**Prompt**
Gather, from the listing beneath this task, every line holding the string "across".

▬▬▬

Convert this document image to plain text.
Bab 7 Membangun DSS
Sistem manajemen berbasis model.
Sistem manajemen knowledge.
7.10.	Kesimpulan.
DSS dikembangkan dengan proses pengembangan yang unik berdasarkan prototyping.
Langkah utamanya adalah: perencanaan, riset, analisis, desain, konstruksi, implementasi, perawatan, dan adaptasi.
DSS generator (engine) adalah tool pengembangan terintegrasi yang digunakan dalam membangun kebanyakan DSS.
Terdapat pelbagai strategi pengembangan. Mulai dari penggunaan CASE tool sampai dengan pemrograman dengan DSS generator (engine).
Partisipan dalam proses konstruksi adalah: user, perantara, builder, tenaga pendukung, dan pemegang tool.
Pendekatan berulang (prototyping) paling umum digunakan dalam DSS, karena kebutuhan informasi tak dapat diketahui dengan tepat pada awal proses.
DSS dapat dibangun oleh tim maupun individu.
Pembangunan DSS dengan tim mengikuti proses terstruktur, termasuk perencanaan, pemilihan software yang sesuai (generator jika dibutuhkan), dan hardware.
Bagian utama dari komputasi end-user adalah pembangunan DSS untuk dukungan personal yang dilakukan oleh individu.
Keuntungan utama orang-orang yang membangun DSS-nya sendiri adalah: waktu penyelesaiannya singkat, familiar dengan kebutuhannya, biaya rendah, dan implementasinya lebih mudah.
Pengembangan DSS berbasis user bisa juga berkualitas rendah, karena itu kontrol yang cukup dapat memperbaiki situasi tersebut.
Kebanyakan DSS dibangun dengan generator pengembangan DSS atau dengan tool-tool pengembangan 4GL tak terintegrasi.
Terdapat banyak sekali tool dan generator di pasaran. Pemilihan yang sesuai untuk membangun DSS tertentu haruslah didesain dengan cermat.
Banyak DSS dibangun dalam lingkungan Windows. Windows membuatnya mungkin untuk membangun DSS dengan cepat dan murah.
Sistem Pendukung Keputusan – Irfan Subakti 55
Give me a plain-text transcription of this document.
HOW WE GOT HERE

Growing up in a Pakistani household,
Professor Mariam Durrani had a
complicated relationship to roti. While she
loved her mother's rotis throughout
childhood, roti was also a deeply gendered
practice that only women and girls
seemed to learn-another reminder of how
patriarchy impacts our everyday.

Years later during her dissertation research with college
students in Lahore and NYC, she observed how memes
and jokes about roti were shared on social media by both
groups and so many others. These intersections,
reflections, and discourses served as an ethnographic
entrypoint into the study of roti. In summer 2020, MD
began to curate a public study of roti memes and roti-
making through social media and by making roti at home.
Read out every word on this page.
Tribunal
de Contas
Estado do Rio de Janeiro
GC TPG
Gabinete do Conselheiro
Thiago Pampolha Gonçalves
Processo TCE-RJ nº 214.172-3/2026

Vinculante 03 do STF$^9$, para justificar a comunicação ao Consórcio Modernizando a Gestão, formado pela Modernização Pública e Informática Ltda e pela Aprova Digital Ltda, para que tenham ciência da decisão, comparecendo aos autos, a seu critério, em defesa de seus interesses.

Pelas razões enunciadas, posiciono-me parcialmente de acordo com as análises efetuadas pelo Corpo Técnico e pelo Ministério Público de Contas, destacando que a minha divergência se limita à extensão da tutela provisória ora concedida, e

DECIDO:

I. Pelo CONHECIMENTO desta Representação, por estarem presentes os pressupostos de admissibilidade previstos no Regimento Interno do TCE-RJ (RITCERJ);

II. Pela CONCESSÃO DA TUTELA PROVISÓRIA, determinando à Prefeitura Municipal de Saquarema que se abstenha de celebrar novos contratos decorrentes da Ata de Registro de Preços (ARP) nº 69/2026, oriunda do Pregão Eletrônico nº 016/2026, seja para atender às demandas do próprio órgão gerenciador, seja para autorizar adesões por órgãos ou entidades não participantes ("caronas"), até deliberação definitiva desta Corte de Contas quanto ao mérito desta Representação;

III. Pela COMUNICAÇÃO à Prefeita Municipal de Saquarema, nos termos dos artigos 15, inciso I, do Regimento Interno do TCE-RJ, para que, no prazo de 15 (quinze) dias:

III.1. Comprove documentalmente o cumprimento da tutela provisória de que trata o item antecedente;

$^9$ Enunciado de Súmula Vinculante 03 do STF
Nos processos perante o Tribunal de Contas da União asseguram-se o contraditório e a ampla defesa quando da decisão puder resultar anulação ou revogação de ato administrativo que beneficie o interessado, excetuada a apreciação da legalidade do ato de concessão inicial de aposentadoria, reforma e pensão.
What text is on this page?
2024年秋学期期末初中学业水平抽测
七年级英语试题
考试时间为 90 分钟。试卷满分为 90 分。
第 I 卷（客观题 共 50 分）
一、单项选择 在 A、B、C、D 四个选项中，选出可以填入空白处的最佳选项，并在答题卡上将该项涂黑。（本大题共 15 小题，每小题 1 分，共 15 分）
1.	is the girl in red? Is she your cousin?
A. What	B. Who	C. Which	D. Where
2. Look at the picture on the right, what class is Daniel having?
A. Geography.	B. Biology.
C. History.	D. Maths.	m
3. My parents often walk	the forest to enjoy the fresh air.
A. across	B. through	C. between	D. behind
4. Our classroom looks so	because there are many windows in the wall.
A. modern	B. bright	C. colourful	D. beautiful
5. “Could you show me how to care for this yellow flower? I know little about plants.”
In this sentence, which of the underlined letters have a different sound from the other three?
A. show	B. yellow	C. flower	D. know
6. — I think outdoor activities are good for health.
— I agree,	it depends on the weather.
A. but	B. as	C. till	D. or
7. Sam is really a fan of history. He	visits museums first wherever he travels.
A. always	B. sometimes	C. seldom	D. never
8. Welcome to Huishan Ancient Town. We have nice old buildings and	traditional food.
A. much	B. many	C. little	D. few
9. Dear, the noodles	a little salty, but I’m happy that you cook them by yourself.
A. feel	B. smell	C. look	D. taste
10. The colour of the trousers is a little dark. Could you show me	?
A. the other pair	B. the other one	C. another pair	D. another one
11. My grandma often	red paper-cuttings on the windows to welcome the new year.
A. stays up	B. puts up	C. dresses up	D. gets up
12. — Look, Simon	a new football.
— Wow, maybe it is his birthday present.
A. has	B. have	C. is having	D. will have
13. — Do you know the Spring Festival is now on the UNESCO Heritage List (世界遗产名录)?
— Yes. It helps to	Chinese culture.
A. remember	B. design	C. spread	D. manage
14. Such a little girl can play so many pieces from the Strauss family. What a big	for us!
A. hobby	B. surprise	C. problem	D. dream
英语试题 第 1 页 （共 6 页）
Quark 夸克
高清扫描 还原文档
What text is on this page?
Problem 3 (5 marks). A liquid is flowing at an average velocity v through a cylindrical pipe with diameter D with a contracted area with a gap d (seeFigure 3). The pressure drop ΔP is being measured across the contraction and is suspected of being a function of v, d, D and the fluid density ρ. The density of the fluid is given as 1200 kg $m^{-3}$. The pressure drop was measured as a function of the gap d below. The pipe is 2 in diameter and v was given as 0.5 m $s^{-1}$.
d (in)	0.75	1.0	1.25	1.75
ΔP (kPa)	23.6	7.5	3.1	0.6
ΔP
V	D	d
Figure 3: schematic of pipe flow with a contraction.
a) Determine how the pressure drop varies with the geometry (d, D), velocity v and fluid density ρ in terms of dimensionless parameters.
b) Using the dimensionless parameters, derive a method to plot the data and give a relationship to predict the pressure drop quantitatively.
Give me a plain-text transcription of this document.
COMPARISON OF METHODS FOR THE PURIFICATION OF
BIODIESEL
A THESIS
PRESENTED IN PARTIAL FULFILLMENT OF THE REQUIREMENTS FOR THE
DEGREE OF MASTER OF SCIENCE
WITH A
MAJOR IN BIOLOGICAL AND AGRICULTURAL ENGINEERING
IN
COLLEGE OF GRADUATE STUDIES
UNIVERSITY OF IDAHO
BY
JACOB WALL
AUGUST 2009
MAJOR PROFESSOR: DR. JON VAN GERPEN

▬▬▬

**Response to this exercise**
A. across	B. through	C. between	D. behind
Problem 3 (5 marks). A liquid is flowing at an average velocity v through a cylindrical pipe with diameter D with a contracted area with a gap d (seeFigure 3). The pressure drop ΔP is being measured across the contraction and is suspected of being a function of v, d, D and the fluid density ρ. The density of the fluid is given as 1200 kg $m^{-3}$. The pressure drop was measured as a function of the gap d below. The pipe is 2 in diameter and v was given as 0.5 m $s^{-1}$.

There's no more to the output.